- _GOAL_
Reproduce each line of the material exactly, minus any picture.
....................
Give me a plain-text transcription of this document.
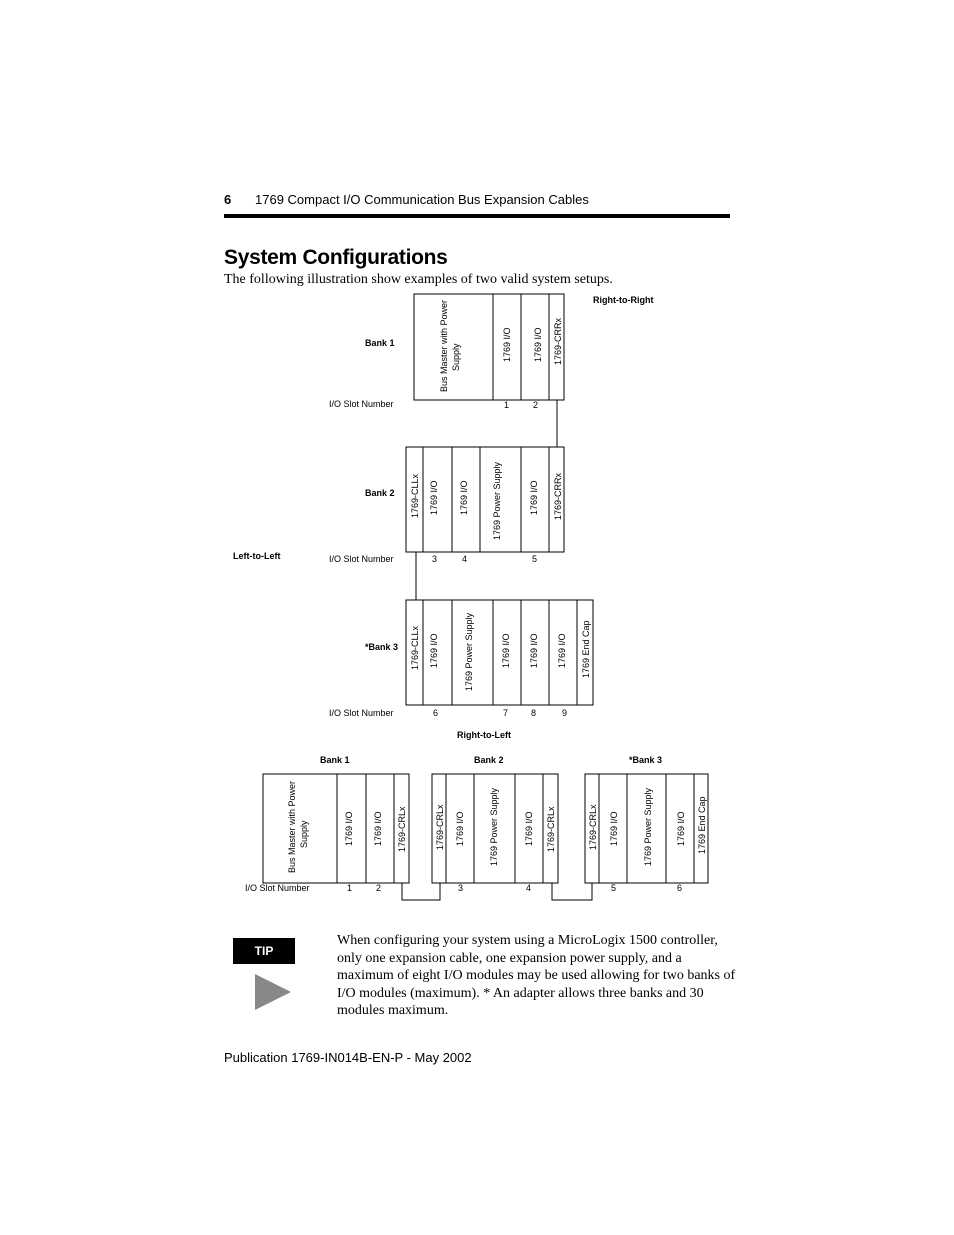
6 1769 Compact I/O Communication Bus Expansion Cables
System Configurations
The following illustration show examples of two valid system setups.
Right-to-Right
Bank 1
I/O Slot Number	1	2
Bus Master with Power Supply	1769 I/O 1769 I/O 1769-CRRx
Bank 2 1769-CLLx 1769 I/O 1769 I/O	1769 Power Supply	1769 I/O 1769-CRRx
Left-to-Left	I/O Slot Number	3	4	5
*Bank 3 1769-CLLx 1769 I/O	1769 Power Supply	1769 I/O 1769 I/O 1769 I/O 1769 End Cap
I/O Slot Number	6	7	8	9
Right-to-Left
Bank 1	Bank 2	*Bank 3
Bus Master with Power Supply	1769 I/O 1769 I/O 1769-CRLx	1769-CRLx 1769 I/O	1769 Power Supply	1769 I/O 1769-CRLx	1769-CRLx 1769 I/O	1769 Power Supply	1769 I/O 1769 End Cap
I/O Slot Number	1	2	3	4	5	6
TIP
When configuring your system using a MicroLogix 1500 controller, only one expansion cable, one expansion power supply, and a maximum of eight I/O modules may be used allowing for two banks of I/O modules (maximum). * An adapter allows three banks and 30 modules maximum.
Publication 1769-IN014B-EN-P - May 2002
....................
- _ANSWER_
Give me a plain-text transcription of this document.
6 1769 Compact I/O Communication Bus Expansion Cables
System Configurations
The following illustration show examples of two valid system setups.
Right-to-Right
Bank 1
I/O Slot Number	1	2
Bus Master with Power Supply	1769 I/O 1769 I/O 1769-CRRx
Bank 2 1769-CLLx 1769 I/O 1769 I/O	1769 Power Supply	1769 I/O 1769-CRRx
Left-to-Left	I/O Slot Number	3	4	5
*Bank 3 1769-CLLx 1769 I/O	1769 Power Supply	1769 I/O 1769 I/O 1769 I/O 1769 End Cap
I/O Slot Number	6	7	8	9
Right-to-Left
Bank 1	Bank 2	*Bank 3
Bus Master with Power Supply	1769 I/O 1769 I/O 1769-CRLx	1769-CRLx 1769 I/O	1769 Power Supply	1769 I/O 1769-CRLx	1769-CRLx 1769 I/O	1769 Power Supply	1769 I/O 1769 End Cap
I/O Slot Number	1	2	3	4	5	6
TIP
When configuring your system using a MicroLogix 1500 controller, only one expansion cable, one expansion power supply, and a maximum of eight I/O modules may be used allowing for two banks of I/O modules (maximum). * An adapter allows three banks and 30 modules maximum.
Publication 1769-IN014B-EN-P - May 2002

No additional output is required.